### Supplied material
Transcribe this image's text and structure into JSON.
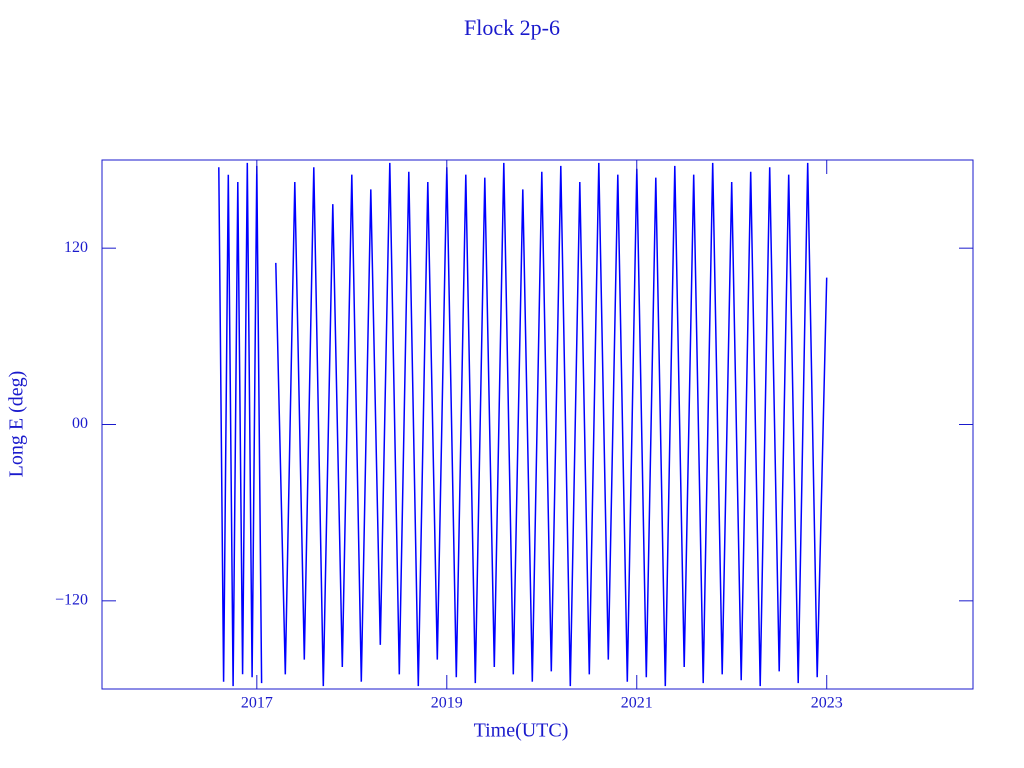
{
  "chart_data": {
    "type": "line",
    "title": "Flock 2p-6",
    "xlabel": "Time(UTC)",
    "ylabel": "Long E (deg)",
    "xlim": [
      2015.37,
      2024.54
    ],
    "xticks": [
      2017,
      2019,
      2021,
      2023
    ],
    "ylim": [
      -180,
      180
    ],
    "yticks": [
      {
        "value": -120,
        "label": "−120"
      },
      {
        "value": 0,
        "label": "00"
      },
      {
        "value": 120,
        "label": "120"
      }
    ],
    "x": [
      2016.6,
      2016.65,
      2016.7,
      2016.75,
      2016.8,
      2016.85,
      2016.9,
      2016.95,
      2017.0,
      2017.05,
      2017.12,
      2017.2,
      2017.3,
      2017.4,
      2017.5,
      2017.6,
      2017.7,
      2017.8,
      2017.9,
      2018.0,
      2018.1,
      2018.2,
      2018.3,
      2018.4,
      2018.5,
      2018.6,
      2018.7,
      2018.8,
      2018.9,
      2019.0,
      2019.1,
      2019.2,
      2019.3,
      2019.4,
      2019.5,
      2019.6,
      2019.7,
      2019.8,
      2019.9,
      2020.0,
      2020.1,
      2020.2,
      2020.3,
      2020.4,
      2020.5,
      2020.6,
      2020.7,
      2020.8,
      2020.9,
      2021.0,
      2021.1,
      2021.2,
      2021.3,
      2021.4,
      2021.5,
      2021.6,
      2021.7,
      2021.8,
      2021.9,
      2022.0,
      2022.1,
      2022.2,
      2022.3,
      2022.4,
      2022.5,
      2022.6,
      2022.7,
      2022.8,
      2022.9,
      2023.0
    ],
    "series": [
      {
        "color": "#0000ff",
        "values": [
          175,
          -175,
          170,
          -178,
          165,
          -170,
          178,
          -172,
          176,
          -176,
          null,
          110,
          -170,
          165,
          -160,
          175,
          -178,
          150,
          -165,
          170,
          -175,
          160,
          -150,
          178,
          -170,
          172,
          -178,
          165,
          -160,
          175,
          -172,
          170,
          -176,
          168,
          -165,
          178,
          -170,
          160,
          -175,
          172,
          -168,
          176,
          -178,
          165,
          -170,
          178,
          -160,
          170,
          -175,
          174,
          -172,
          168,
          -178,
          176,
          -165,
          170,
          -176,
          178,
          -170,
          165,
          -174,
          172,
          -178,
          175,
          -168,
          170,
          -176,
          178,
          -172,
          100
        ]
      }
    ]
  }
}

### Directions
Omit the pictures. Output every record above word for word.

### Full solution
Transcribe this image's text and structure into JSON.
{
  "chart_data": {
    "type": "line",
    "title": "Flock 2p-6",
    "xlabel": "Time(UTC)",
    "ylabel": "Long E (deg)",
    "xlim": [
      2015.37,
      2024.54
    ],
    "xticks": [
      2017,
      2019,
      2021,
      2023
    ],
    "ylim": [
      -180,
      180
    ],
    "yticks": [
      {
        "value": -120,
        "label": "−120"
      },
      {
        "value": 0,
        "label": "00"
      },
      {
        "value": 120,
        "label": "120"
      }
    ],
    "x": [
      2016.6,
      2016.65,
      2016.7,
      2016.75,
      2016.8,
      2016.85,
      2016.9,
      2016.95,
      2017.0,
      2017.05,
      2017.12,
      2017.2,
      2017.3,
      2017.4,
      2017.5,
      2017.6,
      2017.7,
      2017.8,
      2017.9,
      2018.0,
      2018.1,
      2018.2,
      2018.3,
      2018.4,
      2018.5,
      2018.6,
      2018.7,
      2018.8,
      2018.9,
      2019.0,
      2019.1,
      2019.2,
      2019.3,
      2019.4,
      2019.5,
      2019.6,
      2019.7,
      2019.8,
      2019.9,
      2020.0,
      2020.1,
      2020.2,
      2020.3,
      2020.4,
      2020.5,
      2020.6,
      2020.7,
      2020.8,
      2020.9,
      2021.0,
      2021.1,
      2021.2,
      2021.3,
      2021.4,
      2021.5,
      2021.6,
      2021.7,
      2021.8,
      2021.9,
      2022.0,
      2022.1,
      2022.2,
      2022.3,
      2022.4,
      2022.5,
      2022.6,
      2022.7,
      2022.8,
      2022.9,
      2023.0
    ],
    "series": [
      {
        "color": "#0000ff",
        "values": [
          175,
          -175,
          170,
          -178,
          165,
          -170,
          178,
          -172,
          176,
          -176,
          null,
          110,
          -170,
          165,
          -160,
          175,
          -178,
          150,
          -165,
          170,
          -175,
          160,
          -150,
          178,
          -170,
          172,
          -178,
          165,
          -160,
          175,
          -172,
          170,
          -176,
          168,
          -165,
          178,
          -170,
          160,
          -175,
          172,
          -168,
          176,
          -178,
          165,
          -170,
          178,
          -160,
          170,
          -175,
          174,
          -172,
          168,
          -178,
          176,
          -165,
          170,
          -176,
          178,
          -170,
          165,
          -174,
          172,
          -178,
          175,
          -168,
          170,
          -176,
          178,
          -172,
          100
        ]
      }
    ]
  }
}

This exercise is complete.